Saved entries>
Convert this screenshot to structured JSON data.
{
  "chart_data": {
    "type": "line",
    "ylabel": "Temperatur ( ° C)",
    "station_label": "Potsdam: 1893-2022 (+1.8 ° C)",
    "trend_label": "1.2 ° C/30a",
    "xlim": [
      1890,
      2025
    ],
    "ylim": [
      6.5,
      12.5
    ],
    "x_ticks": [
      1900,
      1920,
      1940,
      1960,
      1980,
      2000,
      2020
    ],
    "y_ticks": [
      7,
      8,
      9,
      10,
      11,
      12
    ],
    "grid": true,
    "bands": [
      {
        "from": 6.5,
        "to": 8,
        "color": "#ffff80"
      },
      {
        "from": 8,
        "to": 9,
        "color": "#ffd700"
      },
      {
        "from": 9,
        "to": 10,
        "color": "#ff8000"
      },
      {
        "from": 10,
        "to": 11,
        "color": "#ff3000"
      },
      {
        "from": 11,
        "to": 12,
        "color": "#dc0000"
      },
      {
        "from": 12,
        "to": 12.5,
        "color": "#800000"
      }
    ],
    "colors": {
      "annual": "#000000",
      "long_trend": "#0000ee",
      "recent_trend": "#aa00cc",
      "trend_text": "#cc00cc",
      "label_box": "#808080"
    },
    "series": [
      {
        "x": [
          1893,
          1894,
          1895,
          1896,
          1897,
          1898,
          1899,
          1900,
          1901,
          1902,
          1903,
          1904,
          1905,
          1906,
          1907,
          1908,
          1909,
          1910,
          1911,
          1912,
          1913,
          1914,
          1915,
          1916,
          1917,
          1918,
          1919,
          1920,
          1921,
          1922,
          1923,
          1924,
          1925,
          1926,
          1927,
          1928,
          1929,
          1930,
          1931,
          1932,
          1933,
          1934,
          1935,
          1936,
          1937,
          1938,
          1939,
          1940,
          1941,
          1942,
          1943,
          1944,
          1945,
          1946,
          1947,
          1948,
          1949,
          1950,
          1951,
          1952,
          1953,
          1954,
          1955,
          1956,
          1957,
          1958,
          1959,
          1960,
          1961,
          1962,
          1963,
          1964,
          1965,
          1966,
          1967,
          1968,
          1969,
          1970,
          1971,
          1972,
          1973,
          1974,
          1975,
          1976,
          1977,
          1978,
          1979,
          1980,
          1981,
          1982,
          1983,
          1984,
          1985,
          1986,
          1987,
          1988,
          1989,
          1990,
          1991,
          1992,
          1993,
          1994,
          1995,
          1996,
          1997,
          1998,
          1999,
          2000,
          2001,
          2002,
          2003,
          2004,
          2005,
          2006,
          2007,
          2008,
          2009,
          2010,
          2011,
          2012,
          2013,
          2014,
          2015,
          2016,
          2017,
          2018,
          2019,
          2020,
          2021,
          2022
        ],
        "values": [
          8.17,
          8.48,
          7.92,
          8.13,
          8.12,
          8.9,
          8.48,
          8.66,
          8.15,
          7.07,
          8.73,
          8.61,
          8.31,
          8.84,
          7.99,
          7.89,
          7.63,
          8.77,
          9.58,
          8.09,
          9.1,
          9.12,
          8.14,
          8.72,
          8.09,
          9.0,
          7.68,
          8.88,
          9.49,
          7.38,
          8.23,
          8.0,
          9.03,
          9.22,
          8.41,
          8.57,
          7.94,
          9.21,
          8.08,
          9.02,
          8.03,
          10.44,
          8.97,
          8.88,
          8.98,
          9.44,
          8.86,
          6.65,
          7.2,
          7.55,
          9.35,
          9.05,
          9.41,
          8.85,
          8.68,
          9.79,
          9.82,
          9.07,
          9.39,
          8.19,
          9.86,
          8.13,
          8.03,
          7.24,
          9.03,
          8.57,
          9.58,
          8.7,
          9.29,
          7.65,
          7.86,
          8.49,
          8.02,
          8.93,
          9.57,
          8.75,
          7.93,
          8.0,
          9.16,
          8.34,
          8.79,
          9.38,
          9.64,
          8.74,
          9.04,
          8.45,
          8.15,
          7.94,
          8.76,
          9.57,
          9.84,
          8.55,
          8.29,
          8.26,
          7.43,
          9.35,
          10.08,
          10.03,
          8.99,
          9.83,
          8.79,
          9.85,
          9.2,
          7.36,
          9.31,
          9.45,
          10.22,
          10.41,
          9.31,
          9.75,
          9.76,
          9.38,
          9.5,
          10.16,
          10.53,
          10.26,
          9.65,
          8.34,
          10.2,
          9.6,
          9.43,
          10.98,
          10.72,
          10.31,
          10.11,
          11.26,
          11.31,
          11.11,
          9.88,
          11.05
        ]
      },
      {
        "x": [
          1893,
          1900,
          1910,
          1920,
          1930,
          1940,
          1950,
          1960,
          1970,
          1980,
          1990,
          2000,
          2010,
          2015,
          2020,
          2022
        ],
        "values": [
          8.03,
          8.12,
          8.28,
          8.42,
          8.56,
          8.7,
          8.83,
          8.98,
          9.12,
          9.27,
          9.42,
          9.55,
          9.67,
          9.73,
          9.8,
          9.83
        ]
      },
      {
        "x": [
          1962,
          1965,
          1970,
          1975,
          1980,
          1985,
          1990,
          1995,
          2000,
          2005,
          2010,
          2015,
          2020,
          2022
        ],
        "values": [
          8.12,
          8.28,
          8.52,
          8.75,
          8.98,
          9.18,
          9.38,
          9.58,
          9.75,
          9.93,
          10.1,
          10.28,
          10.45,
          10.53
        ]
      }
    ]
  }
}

Set problem> Your task is to reproduce all of the records exactly.

Written answer>
Convert this screenshot to structured JSON data.
{
  "chart_data": {
    "type": "line",
    "ylabel": "Temperatur ( ° C)",
    "station_label": "Potsdam: 1893-2022 (+1.8 ° C)",
    "trend_label": "1.2 ° C/30a",
    "xlim": [
      1890,
      2025
    ],
    "ylim": [
      6.5,
      12.5
    ],
    "x_ticks": [
      1900,
      1920,
      1940,
      1960,
      1980,
      2000,
      2020
    ],
    "y_ticks": [
      7,
      8,
      9,
      10,
      11,
      12
    ],
    "grid": true,
    "bands": [
      {
        "from": 6.5,
        "to": 8,
        "color": "#ffff80"
      },
      {
        "from": 8,
        "to": 9,
        "color": "#ffd700"
      },
      {
        "from": 9,
        "to": 10,
        "color": "#ff8000"
      },
      {
        "from": 10,
        "to": 11,
        "color": "#ff3000"
      },
      {
        "from": 11,
        "to": 12,
        "color": "#dc0000"
      },
      {
        "from": 12,
        "to": 12.5,
        "color": "#800000"
      }
    ],
    "colors": {
      "annual": "#000000",
      "long_trend": "#0000ee",
      "recent_trend": "#aa00cc",
      "trend_text": "#cc00cc",
      "label_box": "#808080"
    },
    "series": [
      {
        "x": [
          1893,
          1894,
          1895,
          1896,
          1897,
          1898,
          1899,
          1900,
          1901,
          1902,
          1903,
          1904,
          1905,
          1906,
          1907,
          1908,
          1909,
          1910,
          1911,
          1912,
          1913,
          1914,
          1915,
          1916,
          1917,
          1918,
          1919,
          1920,
          1921,
          1922,
          1923,
          1924,
          1925,
          1926,
          1927,
          1928,
          1929,
          1930,
          1931,
          1932,
          1933,
          1934,
          1935,
          1936,
          1937,
          1938,
          1939,
          1940,
          1941,
          1942,
          1943,
          1944,
          1945,
          1946,
          1947,
          1948,
          1949,
          1950,
          1951,
          1952,
          1953,
          1954,
          1955,
          1956,
          1957,
          1958,
          1959,
          1960,
          1961,
          1962,
          1963,
          1964,
          1965,
          1966,
          1967,
          1968,
          1969,
          1970,
          1971,
          1972,
          1973,
          1974,
          1975,
          1976,
          1977,
          1978,
          1979,
          1980,
          1981,
          1982,
          1983,
          1984,
          1985,
          1986,
          1987,
          1988,
          1989,
          1990,
          1991,
          1992,
          1993,
          1994,
          1995,
          1996,
          1997,
          1998,
          1999,
          2000,
          2001,
          2002,
          2003,
          2004,
          2005,
          2006,
          2007,
          2008,
          2009,
          2010,
          2011,
          2012,
          2013,
          2014,
          2015,
          2016,
          2017,
          2018,
          2019,
          2020,
          2021,
          2022
        ],
        "values": [
          8.17,
          8.48,
          7.92,
          8.13,
          8.12,
          8.9,
          8.48,
          8.66,
          8.15,
          7.07,
          8.73,
          8.61,
          8.31,
          8.84,
          7.99,
          7.89,
          7.63,
          8.77,
          9.58,
          8.09,
          9.1,
          9.12,
          8.14,
          8.72,
          8.09,
          9.0,
          7.68,
          8.88,
          9.49,
          7.38,
          8.23,
          8.0,
          9.03,
          9.22,
          8.41,
          8.57,
          7.94,
          9.21,
          8.08,
          9.02,
          8.03,
          10.44,
          8.97,
          8.88,
          8.98,
          9.44,
          8.86,
          6.65,
          7.2,
          7.55,
          9.35,
          9.05,
          9.41,
          8.85,
          8.68,
          9.79,
          9.82,
          9.07,
          9.39,
          8.19,
          9.86,
          8.13,
          8.03,
          7.24,
          9.03,
          8.57,
          9.58,
          8.7,
          9.29,
          7.65,
          7.86,
          8.49,
          8.02,
          8.93,
          9.57,
          8.75,
          7.93,
          8.0,
          9.16,
          8.34,
          8.79,
          9.38,
          9.64,
          8.74,
          9.04,
          8.45,
          8.15,
          7.94,
          8.76,
          9.57,
          9.84,
          8.55,
          8.29,
          8.26,
          7.43,
          9.35,
          10.08,
          10.03,
          8.99,
          9.83,
          8.79,
          9.85,
          9.2,
          7.36,
          9.31,
          9.45,
          10.22,
          10.41,
          9.31,
          9.75,
          9.76,
          9.38,
          9.5,
          10.16,
          10.53,
          10.26,
          9.65,
          8.34,
          10.2,
          9.6,
          9.43,
          10.98,
          10.72,
          10.31,
          10.11,
          11.26,
          11.31,
          11.11,
          9.88,
          11.05
        ]
      },
      {
        "x": [
          1893,
          1900,
          1910,
          1920,
          1930,
          1940,
          1950,
          1960,
          1970,
          1980,
          1990,
          2000,
          2010,
          2015,
          2020,
          2022
        ],
        "values": [
          8.03,
          8.12,
          8.28,
          8.42,
          8.56,
          8.7,
          8.83,
          8.98,
          9.12,
          9.27,
          9.42,
          9.55,
          9.67,
          9.73,
          9.8,
          9.83
        ]
      },
      {
        "x": [
          1962,
          1965,
          1970,
          1975,
          1980,
          1985,
          1990,
          1995,
          2000,
          2005,
          2010,
          2015,
          2020,
          2022
        ],
        "values": [
          8.12,
          8.28,
          8.52,
          8.75,
          8.98,
          9.18,
          9.38,
          9.58,
          9.75,
          9.93,
          10.1,
          10.28,
          10.45,
          10.53
        ]
      }
    ]
  }
}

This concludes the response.